[DATA PROVIDED]
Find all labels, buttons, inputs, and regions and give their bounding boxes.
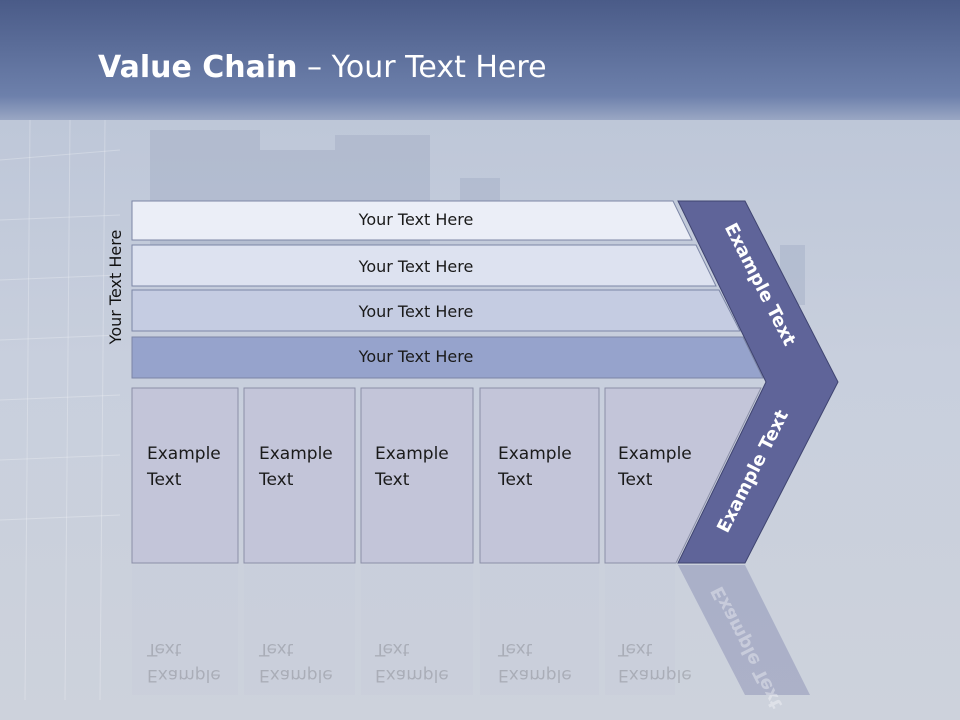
reflection-label-1-line1: Example bbox=[147, 665, 221, 685]
row-bar-2 bbox=[131, 244, 717, 287]
row-bar-4 bbox=[131, 336, 764, 379]
column-label-4-line2: Text bbox=[497, 470, 533, 490]
column-box-3 bbox=[360, 387, 474, 564]
column-label-3-line2: Text bbox=[374, 470, 410, 490]
reflection-label-2-line2: Text bbox=[258, 639, 294, 659]
row-bar-3 bbox=[131, 289, 741, 332]
column-label-4-line1: Example bbox=[498, 444, 572, 464]
reflection-label-5-line2: Text bbox=[617, 639, 653, 659]
column-boxes: Example Text Example Text Example Text E… bbox=[131, 387, 762, 564]
row-bars: Your Text Here Your Text Here Your Text … bbox=[131, 200, 764, 379]
reflection-box-1 bbox=[132, 565, 238, 695]
reflection-box-3 bbox=[361, 565, 473, 695]
title-rest: – Your Text Here bbox=[297, 50, 547, 85]
column-label-1-line1: Example bbox=[147, 444, 221, 464]
column-label-2-line1: Example bbox=[259, 444, 333, 464]
reflection-label-3-line2: Text bbox=[374, 639, 410, 659]
reflection-chevron bbox=[678, 565, 810, 695]
column-label-5-line1: Example bbox=[618, 444, 692, 464]
reflection-label-1-line2: Text bbox=[146, 639, 182, 659]
row-label-4: Your Text Here bbox=[358, 347, 474, 366]
reflection-box-5 bbox=[605, 565, 675, 695]
reflection-label-4-line2: Text bbox=[497, 639, 533, 659]
column-box-1 bbox=[131, 387, 239, 564]
title-bold: Value Chain bbox=[98, 50, 298, 85]
side-label: Your Text Here bbox=[106, 230, 125, 346]
reflection-label-5-line1: Example bbox=[618, 665, 692, 685]
row-label-3: Your Text Here bbox=[358, 302, 474, 321]
column-box-4 bbox=[479, 387, 600, 564]
reflection-box-2 bbox=[244, 565, 355, 695]
row-label-2: Your Text Here bbox=[358, 257, 474, 276]
chevron-arrow bbox=[677, 200, 839, 564]
column-box-5 bbox=[604, 387, 762, 564]
reflection bbox=[132, 565, 810, 695]
row-label-1: Your Text Here bbox=[358, 210, 474, 229]
column-label-3-line1: Example bbox=[375, 444, 449, 464]
column-box-2 bbox=[243, 387, 356, 564]
header-band bbox=[0, 0, 960, 120]
reflection-label-3-line1: Example bbox=[375, 665, 449, 685]
row-bar-1 bbox=[131, 200, 693, 241]
reflection-label-2-line1: Example bbox=[259, 665, 333, 685]
column-label-1-line2: Text bbox=[146, 470, 182, 490]
column-label-5-line2: Text bbox=[617, 470, 653, 490]
reflection-label-4-line1: Example bbox=[498, 665, 572, 685]
column-label-2-line2: Text bbox=[258, 470, 294, 490]
reflection-box-4 bbox=[480, 565, 599, 695]
page-title: Value Chain – Your Text Here bbox=[98, 50, 547, 85]
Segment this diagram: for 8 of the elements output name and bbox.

[REQUEST] Duplicate the lines of the data above, beginning at the line that contains "reflection-label-1-line1: Example bbox=[147, 665, 221, 685]" and stopping after the line that contains "column-label-3-line2: Text bbox=[374, 470, 410, 490]".

[REPLY TO THE EXERCISE]
reflection-label-1-line1: Example bbox=[147, 665, 221, 685]
row-bar-2 bbox=[131, 244, 717, 287]
row-bar-4 bbox=[131, 336, 764, 379]
column-label-4-line2: Text bbox=[497, 470, 533, 490]
column-box-3 bbox=[360, 387, 474, 564]
column-label-3-line2: Text bbox=[374, 470, 410, 490]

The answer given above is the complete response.